Find each line holding the word "تعالى" and give the number of such lines, nothing else.

(Dataset entries)
•••

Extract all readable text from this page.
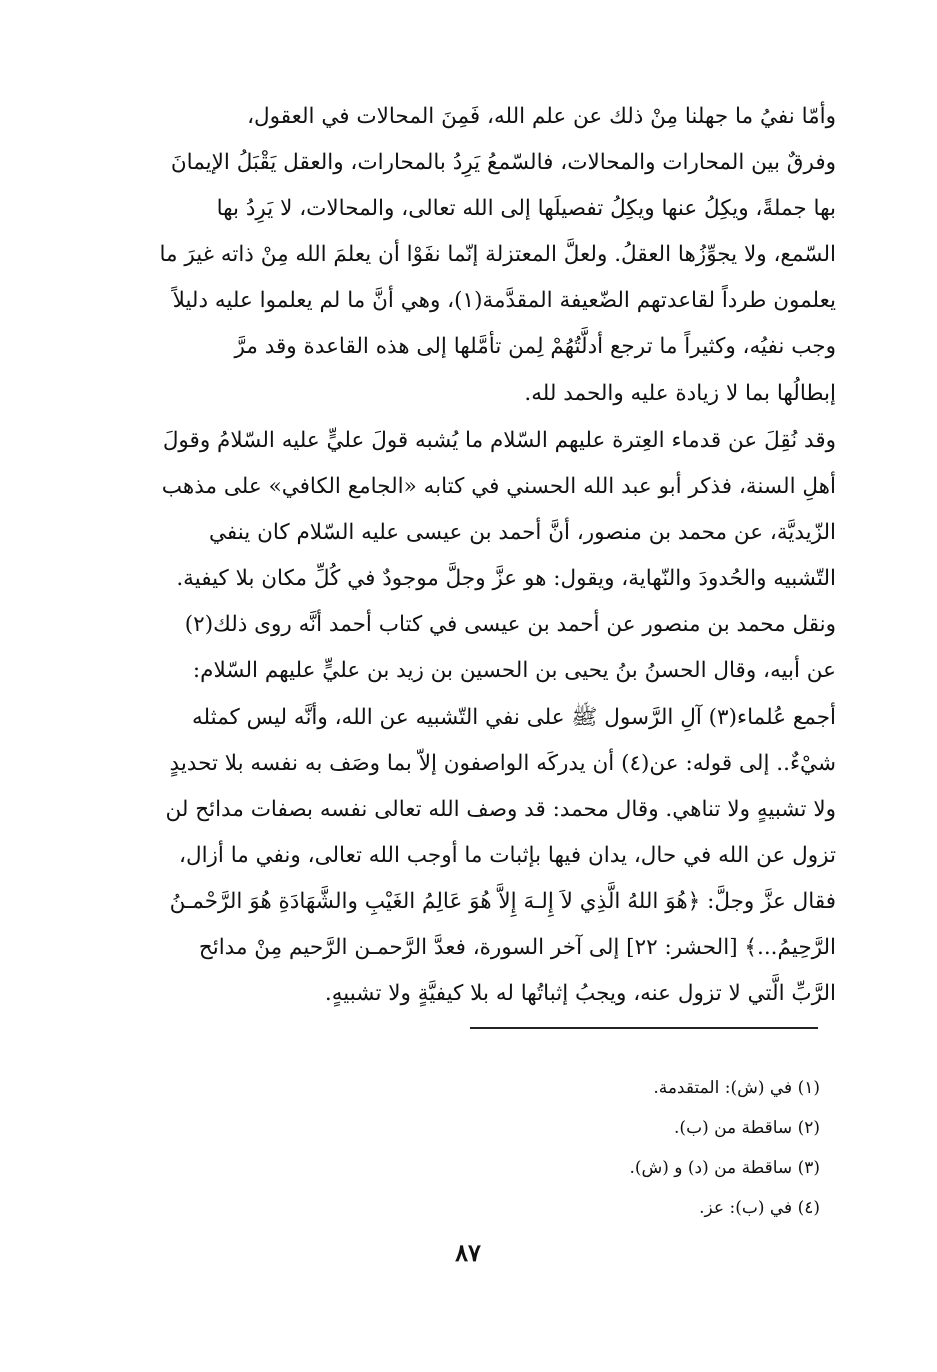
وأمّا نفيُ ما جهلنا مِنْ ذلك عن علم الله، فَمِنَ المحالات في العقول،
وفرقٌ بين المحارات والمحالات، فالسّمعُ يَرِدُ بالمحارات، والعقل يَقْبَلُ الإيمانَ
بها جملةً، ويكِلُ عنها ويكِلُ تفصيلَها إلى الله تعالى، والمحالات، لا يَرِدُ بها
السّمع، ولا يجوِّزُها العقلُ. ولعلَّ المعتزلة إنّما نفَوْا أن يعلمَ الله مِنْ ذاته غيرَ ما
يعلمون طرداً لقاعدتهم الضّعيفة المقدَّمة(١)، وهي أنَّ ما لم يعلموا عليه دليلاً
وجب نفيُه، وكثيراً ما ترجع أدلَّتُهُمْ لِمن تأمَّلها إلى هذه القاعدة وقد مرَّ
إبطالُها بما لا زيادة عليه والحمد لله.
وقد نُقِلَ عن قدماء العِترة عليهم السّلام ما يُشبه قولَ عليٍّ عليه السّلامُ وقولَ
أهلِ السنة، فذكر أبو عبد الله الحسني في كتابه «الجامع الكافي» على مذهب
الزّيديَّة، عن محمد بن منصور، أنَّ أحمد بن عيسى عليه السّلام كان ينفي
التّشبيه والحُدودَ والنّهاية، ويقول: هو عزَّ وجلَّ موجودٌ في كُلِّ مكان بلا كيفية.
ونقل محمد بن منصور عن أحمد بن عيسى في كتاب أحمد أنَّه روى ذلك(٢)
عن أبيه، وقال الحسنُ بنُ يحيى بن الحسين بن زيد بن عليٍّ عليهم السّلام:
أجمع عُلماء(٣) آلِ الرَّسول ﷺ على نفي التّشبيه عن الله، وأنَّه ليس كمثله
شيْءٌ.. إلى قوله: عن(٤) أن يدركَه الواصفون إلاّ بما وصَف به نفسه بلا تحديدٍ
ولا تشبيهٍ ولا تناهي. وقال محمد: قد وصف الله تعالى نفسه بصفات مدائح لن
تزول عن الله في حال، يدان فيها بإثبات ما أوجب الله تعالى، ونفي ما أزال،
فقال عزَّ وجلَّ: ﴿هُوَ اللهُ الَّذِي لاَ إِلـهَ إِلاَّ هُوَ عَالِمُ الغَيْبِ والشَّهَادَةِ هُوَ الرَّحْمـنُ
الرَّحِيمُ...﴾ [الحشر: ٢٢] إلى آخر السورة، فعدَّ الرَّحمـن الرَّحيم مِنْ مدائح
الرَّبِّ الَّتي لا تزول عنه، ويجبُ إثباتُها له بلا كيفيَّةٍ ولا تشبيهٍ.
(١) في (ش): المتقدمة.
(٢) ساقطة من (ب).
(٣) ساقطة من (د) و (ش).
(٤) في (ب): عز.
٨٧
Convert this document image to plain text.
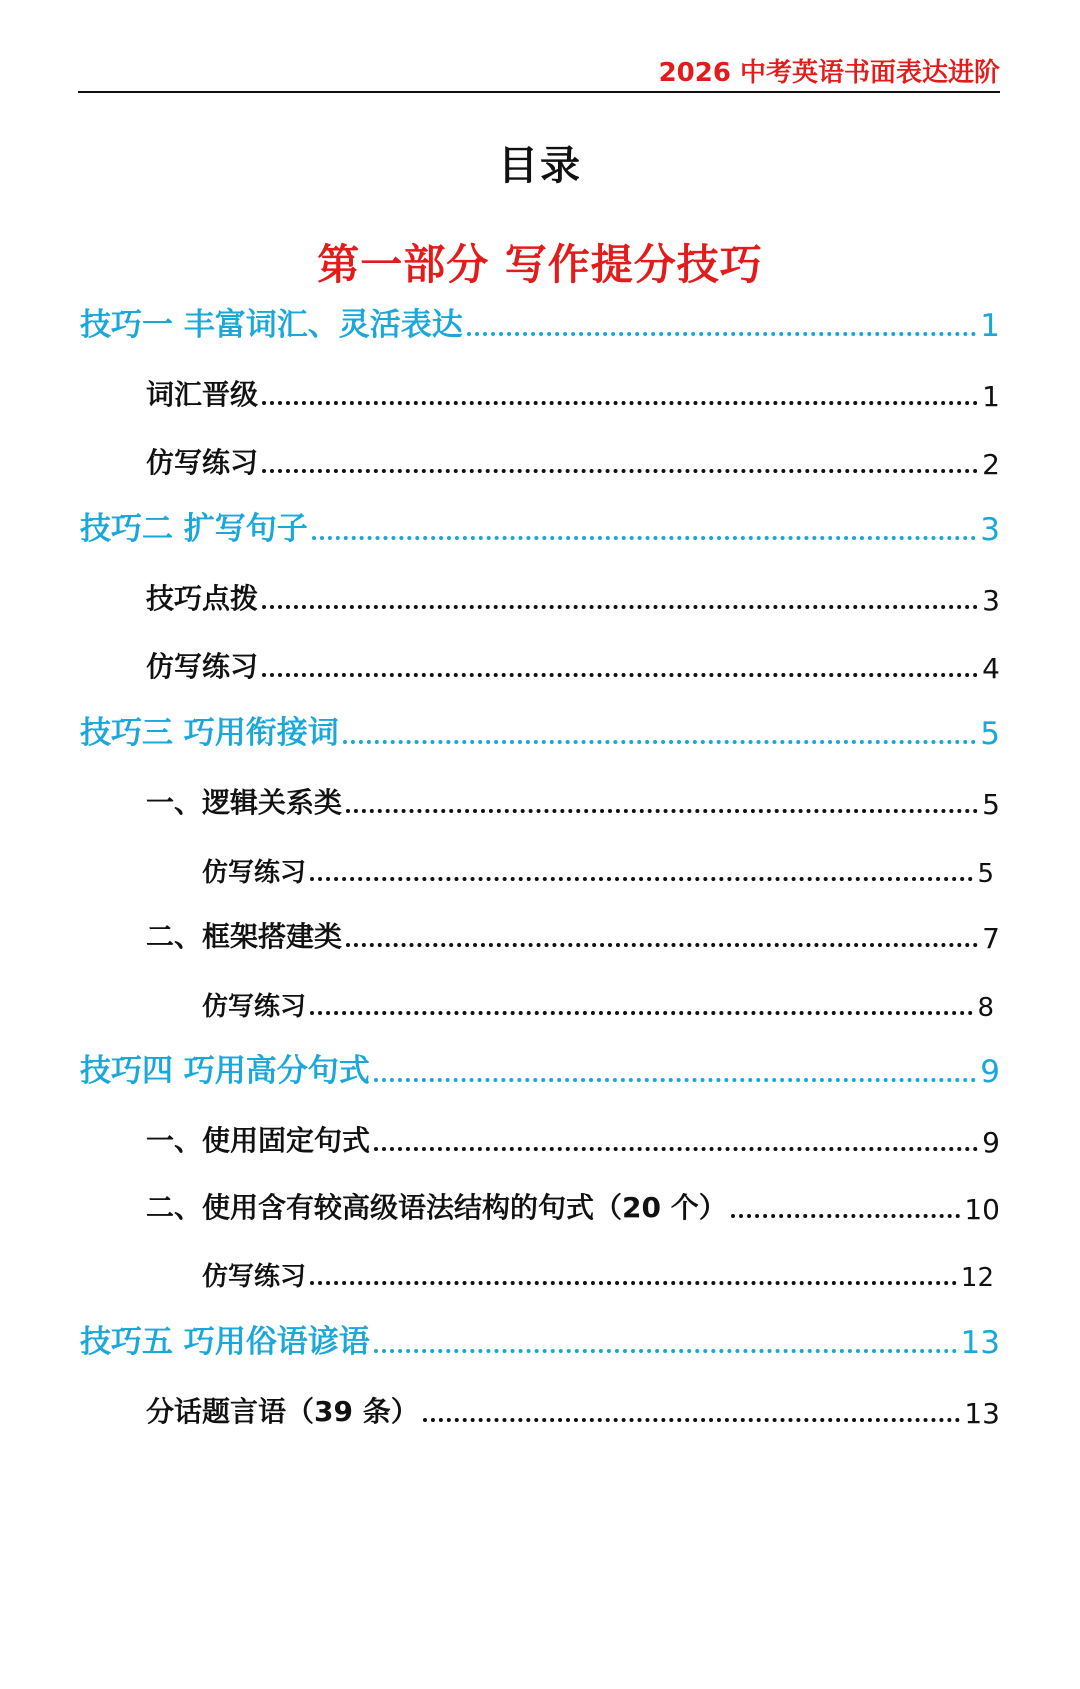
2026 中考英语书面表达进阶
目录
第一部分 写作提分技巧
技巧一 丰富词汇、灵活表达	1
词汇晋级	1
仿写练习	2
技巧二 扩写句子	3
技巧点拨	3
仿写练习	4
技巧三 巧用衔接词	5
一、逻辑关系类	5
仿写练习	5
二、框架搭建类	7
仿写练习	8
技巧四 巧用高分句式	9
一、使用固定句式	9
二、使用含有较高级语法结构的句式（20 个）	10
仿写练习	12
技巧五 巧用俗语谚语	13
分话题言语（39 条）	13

•••

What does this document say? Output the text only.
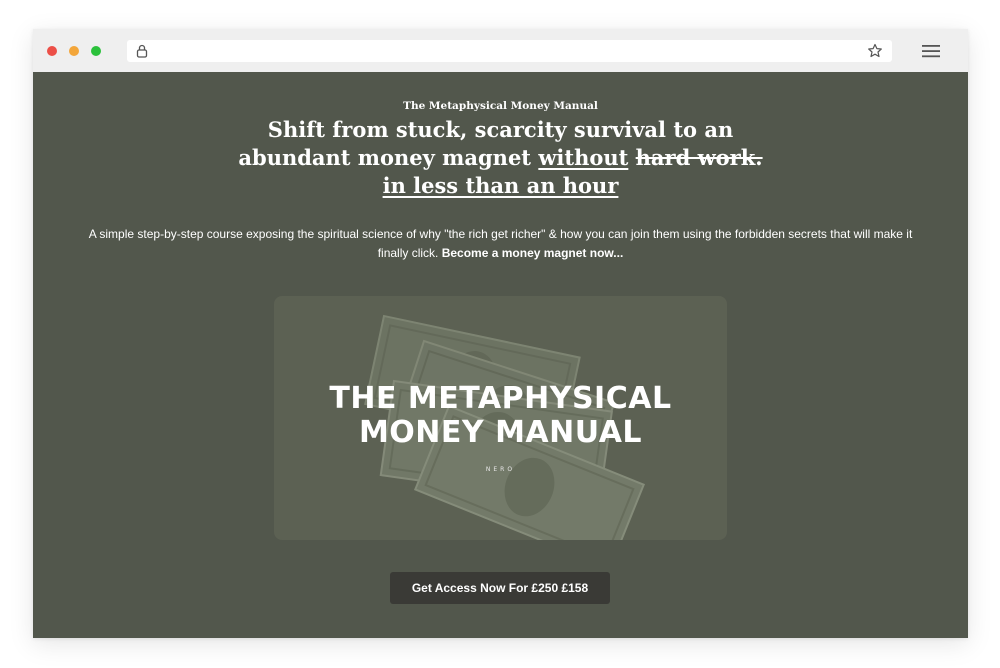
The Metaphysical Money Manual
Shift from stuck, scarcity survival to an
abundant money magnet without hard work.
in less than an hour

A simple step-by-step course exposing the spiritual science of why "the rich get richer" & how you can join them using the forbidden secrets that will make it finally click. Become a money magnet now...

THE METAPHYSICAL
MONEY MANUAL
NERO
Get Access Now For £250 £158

•••

■ **Result**:
3